Copy the lines that follow, keeping every character the same.

Given data.
┌──

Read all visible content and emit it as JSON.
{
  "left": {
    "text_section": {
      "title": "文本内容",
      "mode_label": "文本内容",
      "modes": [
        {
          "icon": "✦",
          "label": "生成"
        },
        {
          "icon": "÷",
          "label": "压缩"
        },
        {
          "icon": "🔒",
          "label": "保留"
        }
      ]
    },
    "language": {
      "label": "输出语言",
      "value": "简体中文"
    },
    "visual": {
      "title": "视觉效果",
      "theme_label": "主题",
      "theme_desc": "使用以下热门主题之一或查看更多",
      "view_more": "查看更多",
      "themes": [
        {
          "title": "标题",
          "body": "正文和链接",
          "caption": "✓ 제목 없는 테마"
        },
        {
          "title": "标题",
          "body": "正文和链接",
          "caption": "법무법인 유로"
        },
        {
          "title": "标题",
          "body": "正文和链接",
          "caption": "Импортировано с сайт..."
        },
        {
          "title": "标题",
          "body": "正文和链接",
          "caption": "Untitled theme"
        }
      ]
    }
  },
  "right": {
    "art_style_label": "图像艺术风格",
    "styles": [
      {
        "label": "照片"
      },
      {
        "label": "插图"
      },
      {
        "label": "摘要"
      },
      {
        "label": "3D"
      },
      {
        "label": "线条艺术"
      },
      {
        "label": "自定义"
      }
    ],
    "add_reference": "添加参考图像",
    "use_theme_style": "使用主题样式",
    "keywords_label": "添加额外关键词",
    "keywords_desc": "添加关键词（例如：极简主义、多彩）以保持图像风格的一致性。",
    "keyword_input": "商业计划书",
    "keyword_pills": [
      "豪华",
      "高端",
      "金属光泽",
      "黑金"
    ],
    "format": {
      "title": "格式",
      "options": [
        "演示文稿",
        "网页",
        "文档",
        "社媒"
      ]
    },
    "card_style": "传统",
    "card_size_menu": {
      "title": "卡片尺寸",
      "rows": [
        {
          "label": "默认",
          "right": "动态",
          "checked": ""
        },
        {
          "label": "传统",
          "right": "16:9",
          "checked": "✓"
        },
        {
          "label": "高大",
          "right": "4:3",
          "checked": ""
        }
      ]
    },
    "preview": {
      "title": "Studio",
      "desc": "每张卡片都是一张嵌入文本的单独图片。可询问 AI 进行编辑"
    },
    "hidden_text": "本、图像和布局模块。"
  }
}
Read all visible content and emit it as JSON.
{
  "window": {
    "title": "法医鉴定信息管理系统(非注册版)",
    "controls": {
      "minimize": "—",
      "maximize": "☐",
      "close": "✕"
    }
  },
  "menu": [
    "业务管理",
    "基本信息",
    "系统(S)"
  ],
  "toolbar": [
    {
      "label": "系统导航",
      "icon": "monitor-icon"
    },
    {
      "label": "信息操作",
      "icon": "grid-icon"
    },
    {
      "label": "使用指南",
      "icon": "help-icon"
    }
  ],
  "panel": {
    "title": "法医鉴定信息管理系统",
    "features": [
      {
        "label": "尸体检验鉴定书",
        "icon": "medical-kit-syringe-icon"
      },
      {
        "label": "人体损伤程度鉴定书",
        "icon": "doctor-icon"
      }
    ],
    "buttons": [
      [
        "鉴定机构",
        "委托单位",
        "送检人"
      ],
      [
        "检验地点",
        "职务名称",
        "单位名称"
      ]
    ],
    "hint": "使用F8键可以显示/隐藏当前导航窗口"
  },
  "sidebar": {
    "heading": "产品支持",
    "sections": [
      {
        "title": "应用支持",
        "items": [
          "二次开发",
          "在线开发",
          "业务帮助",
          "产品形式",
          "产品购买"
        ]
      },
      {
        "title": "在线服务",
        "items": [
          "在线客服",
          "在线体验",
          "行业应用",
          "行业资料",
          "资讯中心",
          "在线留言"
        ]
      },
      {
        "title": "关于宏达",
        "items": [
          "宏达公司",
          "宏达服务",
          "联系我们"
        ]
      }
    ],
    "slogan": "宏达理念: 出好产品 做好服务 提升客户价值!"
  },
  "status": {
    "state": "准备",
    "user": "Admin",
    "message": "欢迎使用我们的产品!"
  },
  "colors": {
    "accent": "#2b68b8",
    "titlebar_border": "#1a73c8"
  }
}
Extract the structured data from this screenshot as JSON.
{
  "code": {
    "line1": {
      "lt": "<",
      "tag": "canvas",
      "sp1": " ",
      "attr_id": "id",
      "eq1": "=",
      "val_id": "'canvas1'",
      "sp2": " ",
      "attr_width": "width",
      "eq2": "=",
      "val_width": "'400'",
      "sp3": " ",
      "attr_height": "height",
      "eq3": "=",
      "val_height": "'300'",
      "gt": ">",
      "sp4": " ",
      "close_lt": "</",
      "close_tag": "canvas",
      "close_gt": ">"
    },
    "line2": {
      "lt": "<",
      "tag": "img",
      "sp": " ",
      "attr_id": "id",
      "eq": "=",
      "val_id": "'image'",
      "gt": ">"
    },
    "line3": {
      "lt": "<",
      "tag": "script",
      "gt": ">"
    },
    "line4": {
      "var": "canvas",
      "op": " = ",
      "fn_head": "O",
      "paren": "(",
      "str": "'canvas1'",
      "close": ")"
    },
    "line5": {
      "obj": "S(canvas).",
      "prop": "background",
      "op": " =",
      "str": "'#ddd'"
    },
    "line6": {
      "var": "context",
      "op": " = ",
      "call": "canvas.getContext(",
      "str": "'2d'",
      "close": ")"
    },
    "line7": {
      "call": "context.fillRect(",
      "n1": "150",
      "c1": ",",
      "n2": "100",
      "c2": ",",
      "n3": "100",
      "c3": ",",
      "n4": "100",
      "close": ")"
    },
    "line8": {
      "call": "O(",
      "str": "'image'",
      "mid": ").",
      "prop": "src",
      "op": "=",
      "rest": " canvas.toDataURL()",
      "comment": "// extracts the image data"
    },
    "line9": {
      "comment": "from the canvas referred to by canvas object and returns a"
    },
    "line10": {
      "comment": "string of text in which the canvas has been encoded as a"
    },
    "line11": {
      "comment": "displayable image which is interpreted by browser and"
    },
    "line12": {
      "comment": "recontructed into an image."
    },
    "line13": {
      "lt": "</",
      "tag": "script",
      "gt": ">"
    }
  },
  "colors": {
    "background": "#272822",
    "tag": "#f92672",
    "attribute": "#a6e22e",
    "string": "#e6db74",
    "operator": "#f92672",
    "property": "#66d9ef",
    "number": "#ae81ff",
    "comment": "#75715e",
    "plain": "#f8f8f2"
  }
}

└──

Response to the exercise.
Read all visible content and emit it as JSON.
{
  "left": {
    "text_section": {
      "title": "文本内容",
      "mode_label": "文本内容",
      "modes": [
        {
          "icon": "✦",
          "label": "生成"
        },
        {
          "icon": "÷",
          "label": "压缩"
        },
        {
          "icon": "🔒",
          "label": "保留"
        }
      ]
    },
    "language": {
      "label": "输出语言",
      "value": "简体中文"
    },
    "visual": {
      "title": "视觉效果",
      "theme_label": "主题",
      "theme_desc": "使用以下热门主题之一或查看更多",
      "view_more": "查看更多",
      "themes": [
        {
          "title": "标题",
          "body": "正文和链接",
          "caption": "✓ 제목 없는 테마"
        },
        {
          "title": "标题",
          "body": "正文和链接",
          "caption": "법무법인 유로"
        },
        {
          "title": "标题",
          "body": "正文和链接",
          "caption": "Импортировано с сайт..."
        },
        {
          "title": "标题",
          "body": "正文和链接",
          "caption": "Untitled theme"
        }
      ]
    }
  },
  "right": {
    "art_style_label": "图像艺术风格",
    "styles": [
      {
        "label": "照片"
      },
      {
        "label": "插图"
      },
      {
        "label": "摘要"
      },
      {
        "label": "3D"
      },
      {
        "label": "线条艺术"
      },
      {
        "label": "自定义"
      }
    ],
    "add_reference": "添加参考图像",
    "use_theme_style": "使用主题样式",
    "keywords_label": "添加额外关键词",
    "keywords_desc": "添加关键词（例如：极简主义、多彩）以保持图像风格的一致性。",
    "keyword_input": "商业计划书",
    "keyword_pills": [
      "豪华",
      "高端",
      "金属光泽",
      "黑金"
    ],
    "format": {
      "title": "格式",
      "options": [
        "演示文稿",
        "网页",
        "文档",
        "社媒"
      ]
    },
    "card_style": "传统",
    "card_size_menu": {
      "title": "卡片尺寸",
      "rows": [
        {
          "label": "默认",
          "right": "动态",
          "checked": ""
        },
        {
          "label": "传统",
          "right": "16:9",
          "checked": "✓"
        },
        {
          "label": "高大",
          "right": "4:3",
          "checked": ""
        }
      ]
    },
    "preview": {
      "title": "Studio",
      "desc": "每张卡片都是一张嵌入文本的单独图片。可询问 AI 进行编辑"
    },
    "hidden_text": "本、图像和布局模块。"
  }
}
Read all visible content and emit it as JSON.
{
  "window": {
    "title": "法医鉴定信息管理系统(非注册版)",
    "controls": {
      "minimize": "—",
      "maximize": "☐",
      "close": "✕"
    }
  },
  "menu": [
    "业务管理",
    "基本信息",
    "系统(S)"
  ],
  "toolbar": [
    {
      "label": "系统导航",
      "icon": "monitor-icon"
    },
    {
      "label": "信息操作",
      "icon": "grid-icon"
    },
    {
      "label": "使用指南",
      "icon": "help-icon"
    }
  ],
  "panel": {
    "title": "法医鉴定信息管理系统",
    "features": [
      {
        "label": "尸体检验鉴定书",
        "icon": "medical-kit-syringe-icon"
      },
      {
        "label": "人体损伤程度鉴定书",
        "icon": "doctor-icon"
      }
    ],
    "buttons": [
      [
        "鉴定机构",
        "委托单位",
        "送检人"
      ],
      [
        "检验地点",
        "职务名称",
        "单位名称"
      ]
    ],
    "hint": "使用F8键可以显示/隐藏当前导航窗口"
  },
  "sidebar": {
    "heading": "产品支持",
    "sections": [
      {
        "title": "应用支持",
        "items": [
          "二次开发",
          "在线开发",
          "业务帮助",
          "产品形式",
          "产品购买"
        ]
      },
      {
        "title": "在线服务",
        "items": [
          "在线客服",
          "在线体验",
          "行业应用",
          "行业资料",
          "资讯中心",
          "在线留言"
        ]
      },
      {
        "title": "关于宏达",
        "items": [
          "宏达公司",
          "宏达服务",
          "联系我们"
        ]
      }
    ],
    "slogan": "宏达理念: 出好产品 做好服务 提升客户价值!"
  },
  "status": {
    "state": "准备",
    "user": "Admin",
    "message": "欢迎使用我们的产品!"
  },
  "colors": {
    "accent": "#2b68b8",
    "titlebar_border": "#1a73c8"
  }
}
Extract the structured data from this screenshot as JSON.
{
  "code": {
    "line1": {
      "lt": "<",
      "tag": "canvas",
      "sp1": " ",
      "attr_id": "id",
      "eq1": "=",
      "val_id": "'canvas1'",
      "sp2": " ",
      "attr_width": "width",
      "eq2": "=",
      "val_width": "'400'",
      "sp3": " ",
      "attr_height": "height",
      "eq3": "=",
      "val_height": "'300'",
      "gt": ">",
      "sp4": " ",
      "close_lt": "</",
      "close_tag": "canvas",
      "close_gt": ">"
    },
    "line2": {
      "lt": "<",
      "tag": "img",
      "sp": " ",
      "attr_id": "id",
      "eq": "=",
      "val_id": "'image'",
      "gt": ">"
    },
    "line3": {
      "lt": "<",
      "tag": "script",
      "gt": ">"
    },
    "line4": {
      "var": "canvas",
      "op": " = ",
      "fn_head": "O",
      "paren": "(",
      "str": "'canvas1'",
      "close": ")"
    },
    "line5": {
      "obj": "S(canvas).",
      "prop": "background",
      "op": " =",
      "str": "'#ddd'"
    },
    "line6": {
      "var": "context",
      "op": " = ",
      "call": "canvas.getContext(",
      "str": "'2d'",
      "close": ")"
    },
    "line7": {
      "call": "context.fillRect(",
      "n1": "150",
      "c1": ",",
      "n2": "100",
      "c2": ",",
      "n3": "100",
      "c3": ",",
      "n4": "100",
      "close": ")"
    },
    "line8": {
      "call": "O(",
      "str": "'image'",
      "mid": ").",
      "prop": "src",
      "op": "=",
      "rest": " canvas.toDataURL()",
      "comment": "// extracts the image data"
    },
    "line9": {
      "comment": "from the canvas referred to by canvas object and returns a"
    },
    "line10": {
      "comment": "string of text in which the canvas has been encoded as a"
    },
    "line11": {
      "comment": "displayable image which is interpreted by browser and"
    },
    "line12": {
      "comment": "recontructed into an image."
    },
    "line13": {
      "lt": "</",
      "tag": "script",
      "gt": ">"
    }
  },
  "colors": {
    "background": "#272822",
    "tag": "#f92672",
    "attribute": "#a6e22e",
    "string": "#e6db74",
    "operator": "#f92672",
    "property": "#66d9ef",
    "number": "#ae81ff",
    "comment": "#75715e",
    "plain": "#f8f8f2"
  }
}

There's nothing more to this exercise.